:: WHAT IS REQUIRED ::
Your task is to output the data exactly as it stands.

(Dataset rows)
▼

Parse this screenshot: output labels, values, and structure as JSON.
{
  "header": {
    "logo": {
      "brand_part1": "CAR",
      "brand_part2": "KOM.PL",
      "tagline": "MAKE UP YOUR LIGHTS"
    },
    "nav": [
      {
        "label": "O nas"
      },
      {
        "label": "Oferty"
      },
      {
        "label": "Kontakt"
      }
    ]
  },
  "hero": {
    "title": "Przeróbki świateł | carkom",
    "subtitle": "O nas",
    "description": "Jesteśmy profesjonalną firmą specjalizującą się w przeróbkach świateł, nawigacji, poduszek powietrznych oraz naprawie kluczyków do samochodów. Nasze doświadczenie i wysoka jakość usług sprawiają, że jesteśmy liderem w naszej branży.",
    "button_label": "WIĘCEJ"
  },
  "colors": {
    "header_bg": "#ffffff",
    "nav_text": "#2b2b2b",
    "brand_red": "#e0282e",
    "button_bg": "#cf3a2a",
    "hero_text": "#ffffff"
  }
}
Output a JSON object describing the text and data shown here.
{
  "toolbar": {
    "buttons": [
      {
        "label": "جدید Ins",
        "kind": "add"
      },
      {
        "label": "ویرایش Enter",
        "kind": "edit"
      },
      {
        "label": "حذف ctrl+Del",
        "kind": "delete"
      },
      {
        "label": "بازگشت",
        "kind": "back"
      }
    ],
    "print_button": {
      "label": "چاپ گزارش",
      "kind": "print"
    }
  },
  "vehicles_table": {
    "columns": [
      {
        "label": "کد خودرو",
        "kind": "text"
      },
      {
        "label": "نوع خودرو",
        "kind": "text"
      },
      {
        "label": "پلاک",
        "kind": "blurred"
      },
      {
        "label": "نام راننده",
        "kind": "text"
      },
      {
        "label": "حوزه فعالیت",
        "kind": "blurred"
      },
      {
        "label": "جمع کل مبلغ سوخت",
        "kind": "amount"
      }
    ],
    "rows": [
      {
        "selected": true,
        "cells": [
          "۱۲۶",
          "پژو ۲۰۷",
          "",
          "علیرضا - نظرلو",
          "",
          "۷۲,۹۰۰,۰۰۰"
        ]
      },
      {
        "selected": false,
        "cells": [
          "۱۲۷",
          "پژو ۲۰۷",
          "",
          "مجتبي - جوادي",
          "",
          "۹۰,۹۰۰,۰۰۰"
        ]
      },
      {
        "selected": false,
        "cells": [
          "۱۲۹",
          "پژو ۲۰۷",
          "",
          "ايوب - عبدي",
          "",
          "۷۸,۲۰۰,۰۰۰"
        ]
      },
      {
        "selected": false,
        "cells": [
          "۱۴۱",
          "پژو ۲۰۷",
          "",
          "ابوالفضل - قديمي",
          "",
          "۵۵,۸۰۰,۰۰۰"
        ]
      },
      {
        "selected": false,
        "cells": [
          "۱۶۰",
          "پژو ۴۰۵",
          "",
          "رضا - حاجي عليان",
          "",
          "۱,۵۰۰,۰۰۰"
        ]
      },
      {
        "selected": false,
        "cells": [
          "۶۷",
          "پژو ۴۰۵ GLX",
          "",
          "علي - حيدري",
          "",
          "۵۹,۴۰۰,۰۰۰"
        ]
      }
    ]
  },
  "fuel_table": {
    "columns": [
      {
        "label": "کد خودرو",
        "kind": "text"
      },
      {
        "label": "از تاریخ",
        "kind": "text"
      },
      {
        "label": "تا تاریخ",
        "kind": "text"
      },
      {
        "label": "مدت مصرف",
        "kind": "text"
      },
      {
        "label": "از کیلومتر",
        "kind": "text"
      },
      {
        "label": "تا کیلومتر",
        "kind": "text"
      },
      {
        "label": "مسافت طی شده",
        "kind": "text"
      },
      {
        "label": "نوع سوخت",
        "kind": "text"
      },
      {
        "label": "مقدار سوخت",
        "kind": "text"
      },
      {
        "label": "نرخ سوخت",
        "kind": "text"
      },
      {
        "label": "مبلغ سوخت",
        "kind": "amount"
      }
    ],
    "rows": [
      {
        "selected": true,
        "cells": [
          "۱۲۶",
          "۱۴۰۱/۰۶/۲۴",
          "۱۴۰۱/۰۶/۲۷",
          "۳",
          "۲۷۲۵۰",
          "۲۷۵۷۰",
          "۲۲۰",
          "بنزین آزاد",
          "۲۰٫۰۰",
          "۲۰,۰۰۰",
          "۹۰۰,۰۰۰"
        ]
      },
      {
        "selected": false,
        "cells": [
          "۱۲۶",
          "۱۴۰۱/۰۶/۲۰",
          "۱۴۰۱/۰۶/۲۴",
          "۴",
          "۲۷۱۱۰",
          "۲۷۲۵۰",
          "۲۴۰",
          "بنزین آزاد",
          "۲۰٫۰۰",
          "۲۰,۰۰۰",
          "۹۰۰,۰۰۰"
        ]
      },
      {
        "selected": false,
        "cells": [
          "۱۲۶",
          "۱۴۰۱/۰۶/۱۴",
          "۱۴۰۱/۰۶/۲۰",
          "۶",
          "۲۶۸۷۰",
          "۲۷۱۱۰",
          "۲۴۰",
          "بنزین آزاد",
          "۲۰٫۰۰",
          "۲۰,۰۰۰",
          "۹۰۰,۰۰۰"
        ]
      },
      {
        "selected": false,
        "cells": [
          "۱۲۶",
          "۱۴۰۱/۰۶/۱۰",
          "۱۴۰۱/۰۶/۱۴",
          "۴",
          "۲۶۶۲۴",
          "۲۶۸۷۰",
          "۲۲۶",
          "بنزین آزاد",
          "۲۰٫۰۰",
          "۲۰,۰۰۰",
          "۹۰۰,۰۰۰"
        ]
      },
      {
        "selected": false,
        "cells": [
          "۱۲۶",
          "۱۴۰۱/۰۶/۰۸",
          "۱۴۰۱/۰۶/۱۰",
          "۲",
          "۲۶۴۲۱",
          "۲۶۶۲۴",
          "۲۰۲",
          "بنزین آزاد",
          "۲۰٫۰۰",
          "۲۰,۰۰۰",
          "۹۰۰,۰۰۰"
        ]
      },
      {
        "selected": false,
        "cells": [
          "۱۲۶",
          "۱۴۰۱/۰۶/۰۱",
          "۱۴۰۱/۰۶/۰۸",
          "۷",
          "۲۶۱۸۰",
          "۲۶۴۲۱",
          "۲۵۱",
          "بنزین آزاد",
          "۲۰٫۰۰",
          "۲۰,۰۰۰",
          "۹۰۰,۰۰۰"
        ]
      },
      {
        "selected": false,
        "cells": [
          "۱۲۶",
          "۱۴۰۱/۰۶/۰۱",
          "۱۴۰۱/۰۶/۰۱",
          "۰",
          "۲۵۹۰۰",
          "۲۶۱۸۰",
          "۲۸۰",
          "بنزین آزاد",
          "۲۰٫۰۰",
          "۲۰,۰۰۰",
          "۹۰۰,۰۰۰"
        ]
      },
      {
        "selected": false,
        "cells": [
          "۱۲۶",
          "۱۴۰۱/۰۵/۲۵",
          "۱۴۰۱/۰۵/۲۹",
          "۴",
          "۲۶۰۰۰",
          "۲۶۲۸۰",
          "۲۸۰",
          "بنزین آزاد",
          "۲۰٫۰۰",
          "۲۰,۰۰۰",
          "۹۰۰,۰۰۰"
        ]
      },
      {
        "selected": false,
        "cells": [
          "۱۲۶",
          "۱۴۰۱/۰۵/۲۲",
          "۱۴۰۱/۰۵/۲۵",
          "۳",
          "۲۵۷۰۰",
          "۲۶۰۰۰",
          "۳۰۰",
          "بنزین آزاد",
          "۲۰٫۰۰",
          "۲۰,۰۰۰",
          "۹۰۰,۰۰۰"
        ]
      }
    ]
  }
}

▲

:: ANSWER TO THIS EXERCISE ::
Parse this screenshot: output labels, values, and structure as JSON.
{
  "header": {
    "logo": {
      "brand_part1": "CAR",
      "brand_part2": "KOM.PL",
      "tagline": "MAKE UP YOUR LIGHTS"
    },
    "nav": [
      {
        "label": "O nas"
      },
      {
        "label": "Oferty"
      },
      {
        "label": "Kontakt"
      }
    ]
  },
  "hero": {
    "title": "Przeróbki świateł | carkom",
    "subtitle": "O nas",
    "description": "Jesteśmy profesjonalną firmą specjalizującą się w przeróbkach świateł, nawigacji, poduszek powietrznych oraz naprawie kluczyków do samochodów. Nasze doświadczenie i wysoka jakość usług sprawiają, że jesteśmy liderem w naszej branży.",
    "button_label": "WIĘCEJ"
  },
  "colors": {
    "header_bg": "#ffffff",
    "nav_text": "#2b2b2b",
    "brand_red": "#e0282e",
    "button_bg": "#cf3a2a",
    "hero_text": "#ffffff"
  }
}
Output a JSON object describing the text and data shown here.
{
  "toolbar": {
    "buttons": [
      {
        "label": "جدید Ins",
        "kind": "add"
      },
      {
        "label": "ویرایش Enter",
        "kind": "edit"
      },
      {
        "label": "حذف ctrl+Del",
        "kind": "delete"
      },
      {
        "label": "بازگشت",
        "kind": "back"
      }
    ],
    "print_button": {
      "label": "چاپ گزارش",
      "kind": "print"
    }
  },
  "vehicles_table": {
    "columns": [
      {
        "label": "کد خودرو",
        "kind": "text"
      },
      {
        "label": "نوع خودرو",
        "kind": "text"
      },
      {
        "label": "پلاک",
        "kind": "blurred"
      },
      {
        "label": "نام راننده",
        "kind": "text"
      },
      {
        "label": "حوزه فعالیت",
        "kind": "blurred"
      },
      {
        "label": "جمع کل مبلغ سوخت",
        "kind": "amount"
      }
    ],
    "rows": [
      {
        "selected": true,
        "cells": [
          "۱۲۶",
          "پژو ۲۰۷",
          "",
          "علیرضا - نظرلو",
          "",
          "۷۲,۹۰۰,۰۰۰"
        ]
      },
      {
        "selected": false,
        "cells": [
          "۱۲۷",
          "پژو ۲۰۷",
          "",
          "مجتبي - جوادي",
          "",
          "۹۰,۹۰۰,۰۰۰"
        ]
      },
      {
        "selected": false,
        "cells": [
          "۱۲۹",
          "پژو ۲۰۷",
          "",
          "ايوب - عبدي",
          "",
          "۷۸,۲۰۰,۰۰۰"
        ]
      },
      {
        "selected": false,
        "cells": [
          "۱۴۱",
          "پژو ۲۰۷",
          "",
          "ابوالفضل - قديمي",
          "",
          "۵۵,۸۰۰,۰۰۰"
        ]
      },
      {
        "selected": false,
        "cells": [
          "۱۶۰",
          "پژو ۴۰۵",
          "",
          "رضا - حاجي عليان",
          "",
          "۱,۵۰۰,۰۰۰"
        ]
      },
      {
        "selected": false,
        "cells": [
          "۶۷",
          "پژو ۴۰۵ GLX",
          "",
          "علي - حيدري",
          "",
          "۵۹,۴۰۰,۰۰۰"
        ]
      }
    ]
  },
  "fuel_table": {
    "columns": [
      {
        "label": "کد خودرو",
        "kind": "text"
      },
      {
        "label": "از تاریخ",
        "kind": "text"
      },
      {
        "label": "تا تاریخ",
        "kind": "text"
      },
      {
        "label": "مدت مصرف",
        "kind": "text"
      },
      {
        "label": "از کیلومتر",
        "kind": "text"
      },
      {
        "label": "تا کیلومتر",
        "kind": "text"
      },
      {
        "label": "مسافت طی شده",
        "kind": "text"
      },
      {
        "label": "نوع سوخت",
        "kind": "text"
      },
      {
        "label": "مقدار سوخت",
        "kind": "text"
      },
      {
        "label": "نرخ سوخت",
        "kind": "text"
      },
      {
        "label": "مبلغ سوخت",
        "kind": "amount"
      }
    ],
    "rows": [
      {
        "selected": true,
        "cells": [
          "۱۲۶",
          "۱۴۰۱/۰۶/۲۴",
          "۱۴۰۱/۰۶/۲۷",
          "۳",
          "۲۷۲۵۰",
          "۲۷۵۷۰",
          "۲۲۰",
          "بنزین آزاد",
          "۲۰٫۰۰",
          "۲۰,۰۰۰",
          "۹۰۰,۰۰۰"
        ]
      },
      {
        "selected": false,
        "cells": [
          "۱۲۶",
          "۱۴۰۱/۰۶/۲۰",
          "۱۴۰۱/۰۶/۲۴",
          "۴",
          "۲۷۱۱۰",
          "۲۷۲۵۰",
          "۲۴۰",
          "بنزین آزاد",
          "۲۰٫۰۰",
          "۲۰,۰۰۰",
          "۹۰۰,۰۰۰"
        ]
      },
      {
        "selected": false,
        "cells": [
          "۱۲۶",
          "۱۴۰۱/۰۶/۱۴",
          "۱۴۰۱/۰۶/۲۰",
          "۶",
          "۲۶۸۷۰",
          "۲۷۱۱۰",
          "۲۴۰",
          "بنزین آزاد",
          "۲۰٫۰۰",
          "۲۰,۰۰۰",
          "۹۰۰,۰۰۰"
        ]
      },
      {
        "selected": false,
        "cells": [
          "۱۲۶",
          "۱۴۰۱/۰۶/۱۰",
          "۱۴۰۱/۰۶/۱۴",
          "۴",
          "۲۶۶۲۴",
          "۲۶۸۷۰",
          "۲۲۶",
          "بنزین آزاد",
          "۲۰٫۰۰",
          "۲۰,۰۰۰",
          "۹۰۰,۰۰۰"
        ]
      },
      {
        "selected": false,
        "cells": [
          "۱۲۶",
          "۱۴۰۱/۰۶/۰۸",
          "۱۴۰۱/۰۶/۱۰",
          "۲",
          "۲۶۴۲۱",
          "۲۶۶۲۴",
          "۲۰۲",
          "بنزین آزاد",
          "۲۰٫۰۰",
          "۲۰,۰۰۰",
          "۹۰۰,۰۰۰"
        ]
      },
      {
        "selected": false,
        "cells": [
          "۱۲۶",
          "۱۴۰۱/۰۶/۰۱",
          "۱۴۰۱/۰۶/۰۸",
          "۷",
          "۲۶۱۸۰",
          "۲۶۴۲۱",
          "۲۵۱",
          "بنزین آزاد",
          "۲۰٫۰۰",
          "۲۰,۰۰۰",
          "۹۰۰,۰۰۰"
        ]
      },
      {
        "selected": false,
        "cells": [
          "۱۲۶",
          "۱۴۰۱/۰۶/۰۱",
          "۱۴۰۱/۰۶/۰۱",
          "۰",
          "۲۵۹۰۰",
          "۲۶۱۸۰",
          "۲۸۰",
          "بنزین آزاد",
          "۲۰٫۰۰",
          "۲۰,۰۰۰",
          "۹۰۰,۰۰۰"
        ]
      },
      {
        "selected": false,
        "cells": [
          "۱۲۶",
          "۱۴۰۱/۰۵/۲۵",
          "۱۴۰۱/۰۵/۲۹",
          "۴",
          "۲۶۰۰۰",
          "۲۶۲۸۰",
          "۲۸۰",
          "بنزین آزاد",
          "۲۰٫۰۰",
          "۲۰,۰۰۰",
          "۹۰۰,۰۰۰"
        ]
      },
      {
        "selected": false,
        "cells": [
          "۱۲۶",
          "۱۴۰۱/۰۵/۲۲",
          "۱۴۰۱/۰۵/۲۵",
          "۳",
          "۲۵۷۰۰",
          "۲۶۰۰۰",
          "۳۰۰",
          "بنزین آزاد",
          "۲۰٫۰۰",
          "۲۰,۰۰۰",
          "۹۰۰,۰۰۰"
        ]
      }
    ]
  }
}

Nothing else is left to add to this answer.